# Excerpt to read
↓↓↓
Motifs are recurring structures, contrasts, or literary devices that can help to develop and inform the text’s major themes.

Metal

Metal appears several times throughout the novel. It’s a highly valuable resource in Tally’s society because, without metal, their primary mode of transportation—the hoverboard—won’t work. When Tally and Shay venture outside the city, they have to trace rivers and rail tracks for other sources of metal to keep their hoverboards aloft. When Tally arrives in the Smoke, her first job is to scavenge scrap metal. Tally can’t seem to escape metal. Ironically, metal was important to the Rusties, too. Their ruins are full of it. From the railroad tracks, buildings, and rollercoasters that dot the ruins, the Rusties relied heavily on the material as well. Metal is the thing that connects the past to the present, and the way each society tracks itself. Metal, as is shown in the novel, is the symbol of human dependence on earth, no matter how technologically advanced it gets. 

Rabbits

When Special Circumstances comes to raid the Smoke, they round up the Smokies in a makeshift rabbit pen. Tally notices how the rabbits in the pen were too overwhelmed with their new and unexpected freedom to run once Special Circumstances opened the pen up. When she and David return to the Smoke to survey the damage, Tally watches in horror as a stray rabbit is taken by a wolf. She reflects on how nature reverts so quickly back to itself, raw and wild, only a few hours after civilization falls. Later, Tally’s sense of confidence and self-reliance develops when David teaches her to capture and cook a rabbit in the wild to survive. Rabbits are symbolically docile animals, similar to the way the Pretties become after surgery. They appear as a reminder that docility makes one easy prey for predators in the wild. As the novel suggests, becoming a Pretty might not be such an evolutionary advantage after all.
↑↑↑
# Document layout analysis data
↓↓↓
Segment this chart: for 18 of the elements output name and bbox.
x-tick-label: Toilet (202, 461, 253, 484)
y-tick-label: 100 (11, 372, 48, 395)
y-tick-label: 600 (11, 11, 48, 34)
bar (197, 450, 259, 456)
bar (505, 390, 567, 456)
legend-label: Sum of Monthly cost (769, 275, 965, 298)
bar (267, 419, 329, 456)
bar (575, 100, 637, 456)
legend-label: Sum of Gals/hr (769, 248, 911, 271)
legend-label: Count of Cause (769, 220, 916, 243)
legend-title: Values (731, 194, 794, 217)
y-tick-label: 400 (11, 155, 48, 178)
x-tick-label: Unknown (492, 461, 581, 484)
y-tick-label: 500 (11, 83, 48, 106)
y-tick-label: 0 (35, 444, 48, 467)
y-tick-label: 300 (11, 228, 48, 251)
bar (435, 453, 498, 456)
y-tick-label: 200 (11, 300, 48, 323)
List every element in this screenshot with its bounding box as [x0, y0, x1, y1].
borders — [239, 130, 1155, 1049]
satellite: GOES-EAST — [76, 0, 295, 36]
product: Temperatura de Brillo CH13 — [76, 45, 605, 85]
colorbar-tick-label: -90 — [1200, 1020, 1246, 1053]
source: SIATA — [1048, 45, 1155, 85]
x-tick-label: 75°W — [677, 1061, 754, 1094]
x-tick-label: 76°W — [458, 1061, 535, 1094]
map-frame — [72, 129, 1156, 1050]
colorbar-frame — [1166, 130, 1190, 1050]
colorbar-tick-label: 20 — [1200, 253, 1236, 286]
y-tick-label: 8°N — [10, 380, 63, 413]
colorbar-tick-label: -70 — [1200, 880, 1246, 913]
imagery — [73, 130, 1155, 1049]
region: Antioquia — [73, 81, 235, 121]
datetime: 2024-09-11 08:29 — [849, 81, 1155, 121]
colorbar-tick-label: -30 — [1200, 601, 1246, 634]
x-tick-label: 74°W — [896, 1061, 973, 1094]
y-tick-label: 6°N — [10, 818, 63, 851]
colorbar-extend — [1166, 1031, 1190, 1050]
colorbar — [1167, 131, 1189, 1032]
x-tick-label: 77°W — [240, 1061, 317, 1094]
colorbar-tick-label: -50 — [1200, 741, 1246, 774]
↑↑↑
# Task requirements
Pick up the piece on the novel's motifs where it stops, and keep writing it. None of these lines matter for the work here.

# Answer for this exercise
Bungee Jumping

Bungee jumping appears repeatedly in the novel as a device to show Tally’s emotional growth. At first, bungee jumping is a cheap thrill the Pretties use to pass the time in Pretty Town that Tally finds shocking and foolish. Tally finds herself having to jump from the tower herself moments later when she’s pursued by Pretties who realize she doesn’t belong in Pretty Town. Peris tells her to jump. She’s terrified but has no choice. Tally’s jump bonds her to Shay, however, who finds Tally’s daredevil ways admirable. They further bond over jumping when they stage a trick bungee jump to scare the new Littlies during their summer orientation. The bungee jump becomes a more serious matter, however, when Tally realizes it’s her and David’s only way to get into Special Circumstances to save the others. Each jump feels like a fall into the unknown to Tally, but she gets more accustomed to the fear with each jump. The bungee jumps symbolize her relationship to risk, and her openness to chance as she opens her mind with her exposure to the world outside the confines of her city.